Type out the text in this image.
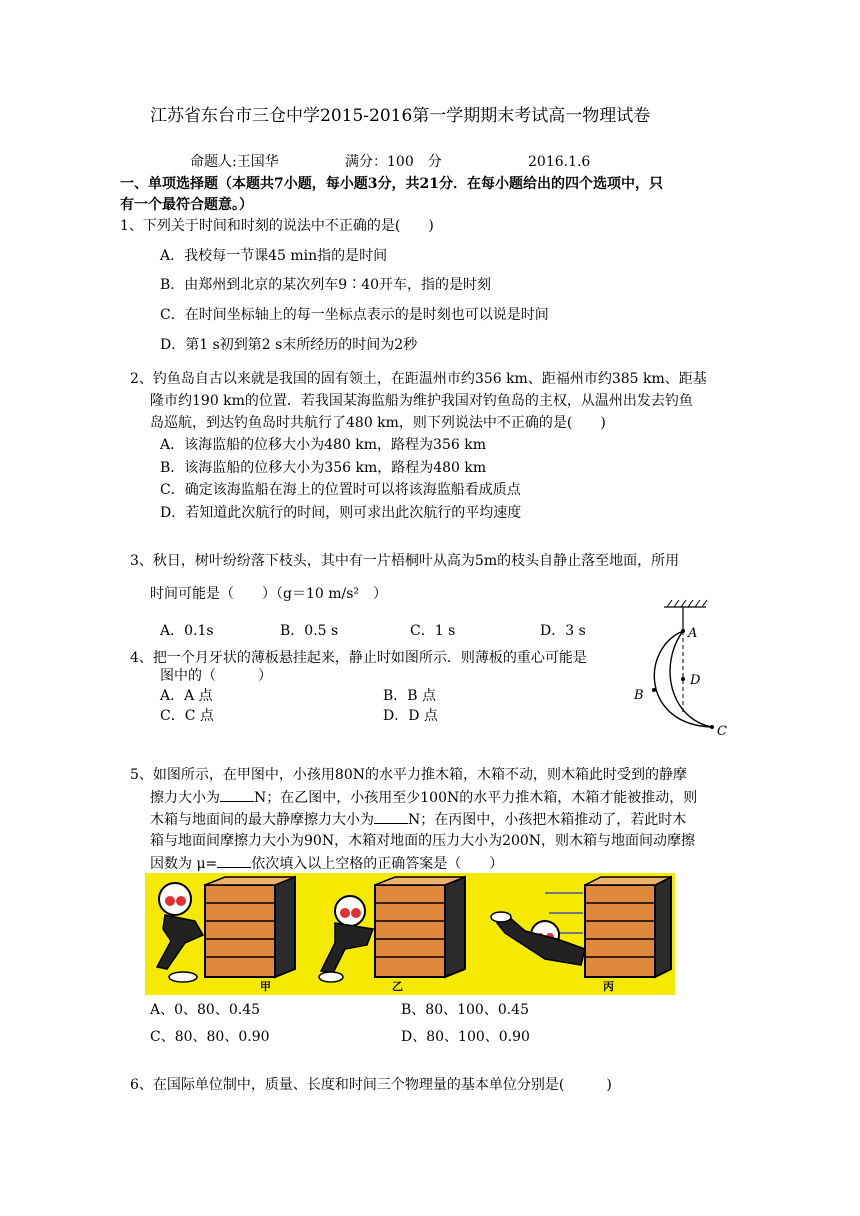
江苏省东台市三仓中学2015-2016第一学期期末考试高一物理试卷
命题人:王国华	满分：100　分	2016.1.6
一、单项选择题（本题共7小题，每小题3分，共21分．在每小题给出的四个选项中，只
有一个最符合题意。）
1、下列关于时间和时刻的说法中不正确的是(　　)
A．我校每一节课45 min指的是时间
B．由郑州到北京的某次列车9∶40开车，指的是时刻
C．在时间坐标轴上的每一坐标点表示的是时刻也可以说是时间
D．第1 s初到第2 s末所经历的时间为2秒
2、钓鱼岛自古以来就是我国的固有领土，在距温州市约356 km、距福州市约385 km、距基
隆市约190 km的位置．若我国某海监船为维护我国对钓鱼岛的主权，从温州出发去钓鱼
岛巡航，到达钓鱼岛时共航行了480 km，则下列说法中不正确的是(　　)
A．该海监船的位移大小为480 km，路程为356 km
B．该海监船的位移大小为356 km，路程为480 km
C．确定该海监船在海上的位置时可以将该海监船看成质点
D．若知道此次航行的时间，则可求出此次航行的平均速度
3、秋日，树叶纷纷落下枝头，其中有一片梧桐叶从高为5m的枝头自静止落至地面，所用
时间可能是（　　）（g＝10 m/s²　）
A．0.1s	B．0.5 s	C．1 s	D．3 s
4、把一个月牙状的薄板悬挂起来，静止时如图所示．则薄板的重心可能是
图中的（　　　）
A．A 点	B．B 点
C．C 点	D．D 点
A
D
B
C
5、如图所示，在甲图中，小孩用80N的水平力推木箱，木箱不动，则木箱此时受到的静摩
擦力大小为 N；在乙图中，小孩用至少100N的水平力推木箱，木箱才能被推动，则
木箱与地面间的最大静摩擦力大小为 N；在丙图中，小孩把木箱推动了，若此时木
箱与地面间摩擦力大小为90N，木箱对地面的压力大小为200N，则木箱与地面间动摩擦
因数为 μ= 依次填入以上空格的正确答案是（　　）
甲	乙	丙
A、0、80、0.45	B、80、100、0.45
C、80、80、0.90	D、80、100、0.90
6、在国际单位制中，质量、长度和时间三个物理量的基本单位分别是(　　　)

Stated exercise: Repeat the material above in full and exactly, apart from the pictures.

Task output:
Type out the text in this image.
江苏省东台市三仓中学2015-2016第一学期期末考试高一物理试卷
命题人:王国华	满分：100　分	2016.1.6
一、单项选择题（本题共7小题，每小题3分，共21分．在每小题给出的四个选项中，只
有一个最符合题意。）
1、下列关于时间和时刻的说法中不正确的是(　　)
A．我校每一节课45 min指的是时间
B．由郑州到北京的某次列车9∶40开车，指的是时刻
C．在时间坐标轴上的每一坐标点表示的是时刻也可以说是时间
D．第1 s初到第2 s末所经历的时间为2秒
2、钓鱼岛自古以来就是我国的固有领土，在距温州市约356 km、距福州市约385 km、距基
隆市约190 km的位置．若我国某海监船为维护我国对钓鱼岛的主权，从温州出发去钓鱼
岛巡航，到达钓鱼岛时共航行了480 km，则下列说法中不正确的是(　　)
A．该海监船的位移大小为480 km，路程为356 km
B．该海监船的位移大小为356 km，路程为480 km
C．确定该海监船在海上的位置时可以将该海监船看成质点
D．若知道此次航行的时间，则可求出此次航行的平均速度
3、秋日，树叶纷纷落下枝头，其中有一片梧桐叶从高为5m的枝头自静止落至地面，所用
时间可能是（　　）（g＝10 m/s²　）
A．0.1s	B．0.5 s	C．1 s	D．3 s
4、把一个月牙状的薄板悬挂起来，静止时如图所示．则薄板的重心可能是
图中的（　　　）
A．A 点	B．B 点
C．C 点	D．D 点
A
D
B
C
5、如图所示，在甲图中，小孩用80N的水平力推木箱，木箱不动，则木箱此时受到的静摩
擦力大小为 N；在乙图中，小孩用至少100N的水平力推木箱，木箱才能被推动，则
木箱与地面间的最大静摩擦力大小为 N；在丙图中，小孩把木箱推动了，若此时木
箱与地面间摩擦力大小为90N，木箱对地面的压力大小为200N，则木箱与地面间动摩擦
因数为 μ= 依次填入以上空格的正确答案是（　　）
甲	乙	丙
A、0、80、0.45	B、80、100、0.45
C、80、80、0.90	D、80、100、0.90
6、在国际单位制中，质量、长度和时间三个物理量的基本单位分别是(　　　)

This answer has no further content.